[start]
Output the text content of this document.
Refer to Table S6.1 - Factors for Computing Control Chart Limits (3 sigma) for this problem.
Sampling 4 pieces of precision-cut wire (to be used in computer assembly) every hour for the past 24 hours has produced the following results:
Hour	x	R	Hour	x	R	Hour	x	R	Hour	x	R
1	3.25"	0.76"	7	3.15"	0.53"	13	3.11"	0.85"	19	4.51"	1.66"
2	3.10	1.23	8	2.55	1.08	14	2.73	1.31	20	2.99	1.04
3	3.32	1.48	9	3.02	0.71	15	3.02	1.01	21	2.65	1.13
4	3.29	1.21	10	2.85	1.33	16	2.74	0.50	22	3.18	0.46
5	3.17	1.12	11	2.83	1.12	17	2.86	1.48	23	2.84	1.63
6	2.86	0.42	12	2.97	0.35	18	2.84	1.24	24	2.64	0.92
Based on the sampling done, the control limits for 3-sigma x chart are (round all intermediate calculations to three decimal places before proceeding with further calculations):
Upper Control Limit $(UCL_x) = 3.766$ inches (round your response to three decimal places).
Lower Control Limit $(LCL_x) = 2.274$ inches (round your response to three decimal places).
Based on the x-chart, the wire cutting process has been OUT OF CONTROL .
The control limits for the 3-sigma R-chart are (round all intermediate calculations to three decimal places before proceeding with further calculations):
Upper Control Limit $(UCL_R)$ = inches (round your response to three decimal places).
[end]
DESCRIPTION OF THE TASK – From the data, collect all lines where the string "intermediate" appears.

THE SOLUTION –
Based on the sampling done, the control limits for 3-sigma x chart are (round all intermediate calculations to three decimal places before proceeding with further calculations):
The control limits for the 3-sigma R-chart are (round all intermediate calculations to three decimal places before proceeding with further calculations):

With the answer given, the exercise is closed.